====== Information given

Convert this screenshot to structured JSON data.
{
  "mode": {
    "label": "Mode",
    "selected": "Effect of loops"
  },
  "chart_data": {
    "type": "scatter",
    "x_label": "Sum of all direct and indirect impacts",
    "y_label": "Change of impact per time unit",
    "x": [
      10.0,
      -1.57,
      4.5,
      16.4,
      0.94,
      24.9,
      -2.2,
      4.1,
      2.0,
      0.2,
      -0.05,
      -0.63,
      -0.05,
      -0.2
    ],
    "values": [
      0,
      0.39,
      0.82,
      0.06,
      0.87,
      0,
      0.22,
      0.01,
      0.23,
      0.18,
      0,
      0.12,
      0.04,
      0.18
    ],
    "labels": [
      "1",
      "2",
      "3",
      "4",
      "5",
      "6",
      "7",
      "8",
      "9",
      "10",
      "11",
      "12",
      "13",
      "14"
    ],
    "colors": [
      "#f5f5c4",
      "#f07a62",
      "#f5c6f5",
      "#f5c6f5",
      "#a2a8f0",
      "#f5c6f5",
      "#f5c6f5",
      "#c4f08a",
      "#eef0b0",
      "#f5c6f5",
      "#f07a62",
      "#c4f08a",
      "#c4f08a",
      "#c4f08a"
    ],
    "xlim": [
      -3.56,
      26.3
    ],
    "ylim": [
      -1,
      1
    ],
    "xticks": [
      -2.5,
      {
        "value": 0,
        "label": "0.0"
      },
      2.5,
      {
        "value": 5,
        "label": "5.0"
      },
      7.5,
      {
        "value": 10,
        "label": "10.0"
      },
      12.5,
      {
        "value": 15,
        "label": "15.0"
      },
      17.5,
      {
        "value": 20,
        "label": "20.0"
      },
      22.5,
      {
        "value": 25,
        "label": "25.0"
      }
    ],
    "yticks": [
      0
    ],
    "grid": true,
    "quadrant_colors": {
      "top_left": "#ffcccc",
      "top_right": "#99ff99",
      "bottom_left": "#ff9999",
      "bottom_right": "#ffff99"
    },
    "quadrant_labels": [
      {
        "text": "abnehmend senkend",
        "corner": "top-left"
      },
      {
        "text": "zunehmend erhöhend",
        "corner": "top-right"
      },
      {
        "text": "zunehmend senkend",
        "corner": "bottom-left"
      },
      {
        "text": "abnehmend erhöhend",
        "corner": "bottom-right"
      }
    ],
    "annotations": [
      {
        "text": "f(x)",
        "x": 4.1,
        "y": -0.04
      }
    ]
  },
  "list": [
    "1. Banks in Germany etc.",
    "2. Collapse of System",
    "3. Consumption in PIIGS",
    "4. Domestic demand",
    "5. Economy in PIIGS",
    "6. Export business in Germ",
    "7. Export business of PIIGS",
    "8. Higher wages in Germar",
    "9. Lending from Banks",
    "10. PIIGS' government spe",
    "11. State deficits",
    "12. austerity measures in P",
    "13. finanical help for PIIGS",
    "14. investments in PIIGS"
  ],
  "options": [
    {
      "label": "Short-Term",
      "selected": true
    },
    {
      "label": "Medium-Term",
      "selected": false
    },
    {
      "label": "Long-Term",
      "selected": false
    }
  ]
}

============
====== Information given

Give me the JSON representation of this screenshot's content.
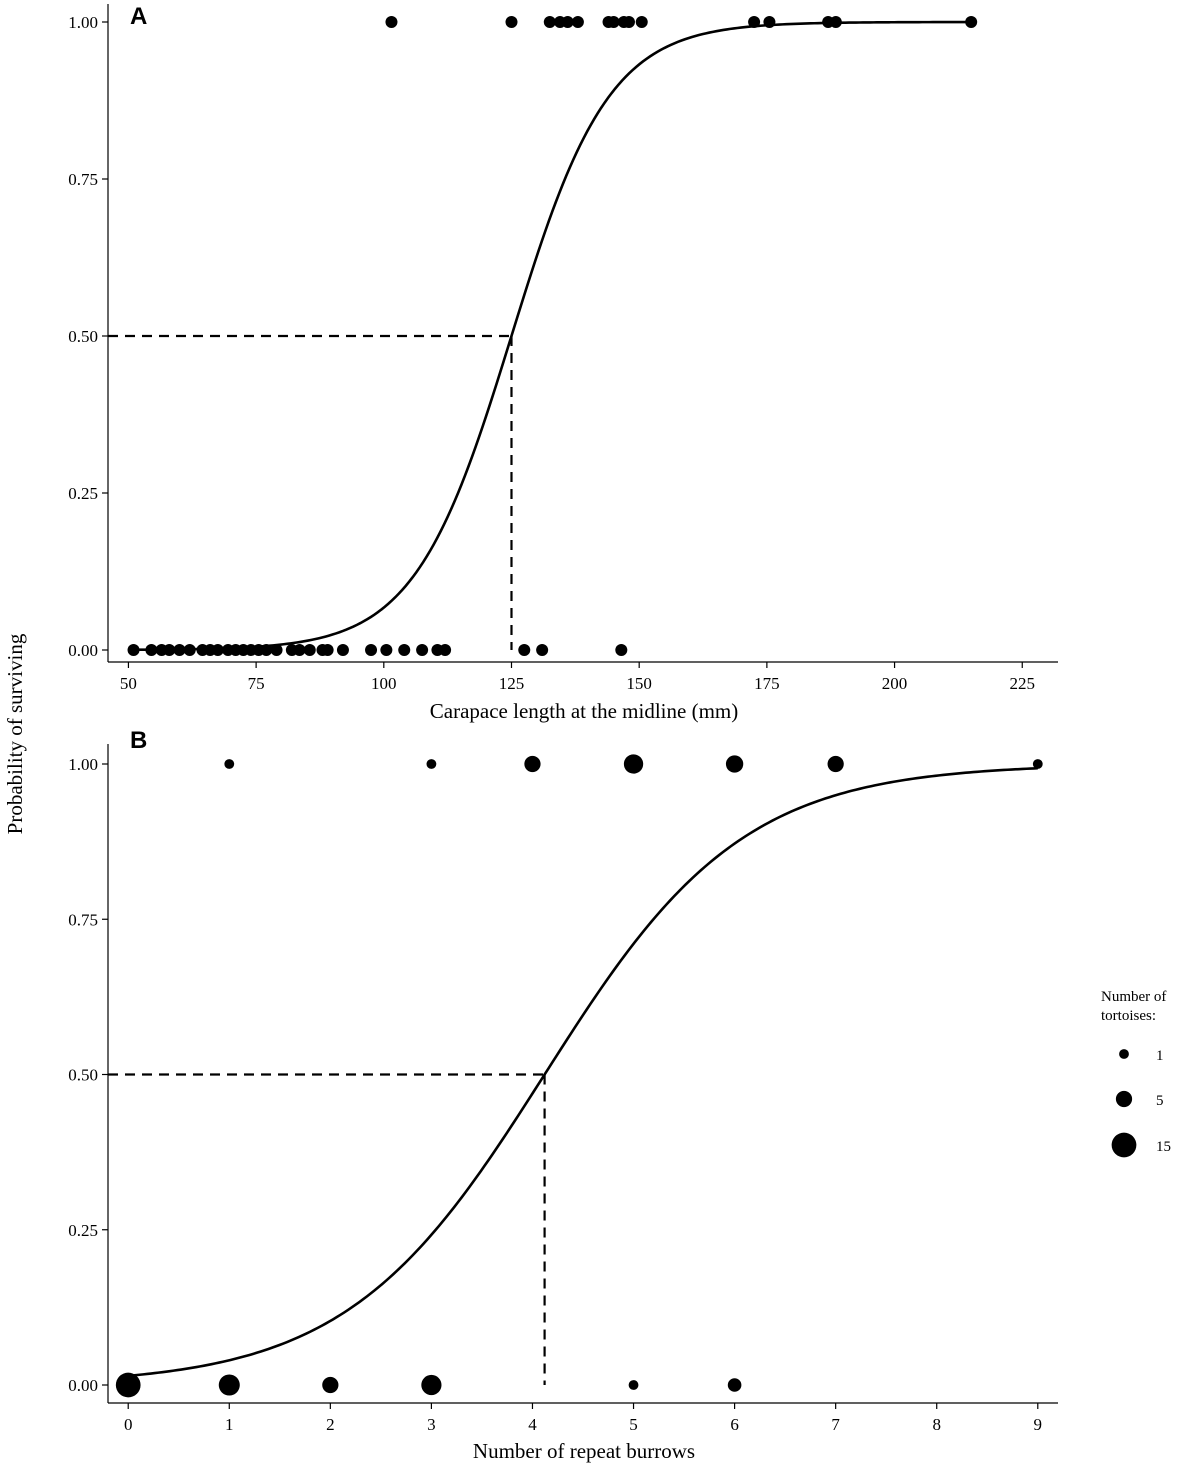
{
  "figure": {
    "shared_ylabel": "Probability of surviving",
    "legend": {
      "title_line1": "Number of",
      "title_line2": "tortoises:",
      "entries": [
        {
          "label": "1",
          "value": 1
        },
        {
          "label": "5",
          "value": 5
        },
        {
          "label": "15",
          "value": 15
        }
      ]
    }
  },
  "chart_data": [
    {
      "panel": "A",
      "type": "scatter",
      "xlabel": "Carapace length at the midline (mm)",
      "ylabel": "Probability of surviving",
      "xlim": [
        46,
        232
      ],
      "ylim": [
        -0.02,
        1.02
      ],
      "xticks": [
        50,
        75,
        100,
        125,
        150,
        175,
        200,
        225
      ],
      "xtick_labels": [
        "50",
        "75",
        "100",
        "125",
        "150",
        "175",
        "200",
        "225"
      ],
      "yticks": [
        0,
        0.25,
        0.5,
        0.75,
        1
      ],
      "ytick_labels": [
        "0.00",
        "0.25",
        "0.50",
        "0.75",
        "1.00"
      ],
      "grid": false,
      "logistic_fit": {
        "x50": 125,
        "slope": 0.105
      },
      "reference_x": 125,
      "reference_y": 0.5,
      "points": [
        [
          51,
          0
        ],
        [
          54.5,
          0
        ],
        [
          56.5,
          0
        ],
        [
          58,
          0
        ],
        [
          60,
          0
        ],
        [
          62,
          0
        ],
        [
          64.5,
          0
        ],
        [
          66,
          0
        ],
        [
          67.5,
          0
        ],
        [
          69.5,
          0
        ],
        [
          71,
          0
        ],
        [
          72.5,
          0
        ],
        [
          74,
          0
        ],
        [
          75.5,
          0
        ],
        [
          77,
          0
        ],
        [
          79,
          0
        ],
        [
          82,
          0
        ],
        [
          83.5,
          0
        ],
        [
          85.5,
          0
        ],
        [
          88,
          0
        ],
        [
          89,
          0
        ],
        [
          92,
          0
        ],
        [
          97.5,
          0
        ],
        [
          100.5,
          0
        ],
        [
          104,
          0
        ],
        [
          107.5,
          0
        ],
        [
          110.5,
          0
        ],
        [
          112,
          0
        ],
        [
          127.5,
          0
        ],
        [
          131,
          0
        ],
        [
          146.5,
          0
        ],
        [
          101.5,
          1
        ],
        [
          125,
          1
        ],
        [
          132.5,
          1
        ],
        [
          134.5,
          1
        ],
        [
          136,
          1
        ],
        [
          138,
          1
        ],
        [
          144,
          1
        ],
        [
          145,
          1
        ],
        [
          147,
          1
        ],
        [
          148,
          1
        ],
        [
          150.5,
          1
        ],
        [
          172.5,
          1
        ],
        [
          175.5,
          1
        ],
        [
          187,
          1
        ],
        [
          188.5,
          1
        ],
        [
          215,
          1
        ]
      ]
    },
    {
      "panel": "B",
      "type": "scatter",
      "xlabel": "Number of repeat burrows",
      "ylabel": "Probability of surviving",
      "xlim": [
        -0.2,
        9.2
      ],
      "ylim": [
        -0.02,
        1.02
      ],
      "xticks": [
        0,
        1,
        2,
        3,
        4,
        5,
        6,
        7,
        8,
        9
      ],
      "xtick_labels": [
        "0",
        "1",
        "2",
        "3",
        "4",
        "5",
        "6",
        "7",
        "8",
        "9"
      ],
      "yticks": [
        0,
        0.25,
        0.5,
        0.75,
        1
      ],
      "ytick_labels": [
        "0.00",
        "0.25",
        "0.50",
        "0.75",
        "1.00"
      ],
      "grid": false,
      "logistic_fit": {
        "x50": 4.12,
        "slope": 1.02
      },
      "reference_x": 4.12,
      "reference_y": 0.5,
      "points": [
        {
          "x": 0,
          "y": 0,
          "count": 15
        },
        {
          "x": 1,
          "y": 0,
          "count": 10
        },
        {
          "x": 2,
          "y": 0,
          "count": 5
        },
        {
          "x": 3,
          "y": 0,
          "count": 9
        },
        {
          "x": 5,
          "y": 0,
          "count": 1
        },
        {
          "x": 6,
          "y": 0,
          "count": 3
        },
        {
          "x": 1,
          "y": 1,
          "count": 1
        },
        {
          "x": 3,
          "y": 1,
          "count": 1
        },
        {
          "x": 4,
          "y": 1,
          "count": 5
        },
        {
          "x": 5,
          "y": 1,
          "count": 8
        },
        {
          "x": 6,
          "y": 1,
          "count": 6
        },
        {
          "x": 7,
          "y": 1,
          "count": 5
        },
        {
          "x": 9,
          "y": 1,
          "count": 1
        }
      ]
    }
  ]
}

============

### What you need to do:
Take every line from the records above that has the word "Term" and copy it.

### Worked answer:
      "label": "Short-Term",
      "label": "Medium-Term",
      "label": "Long-Term",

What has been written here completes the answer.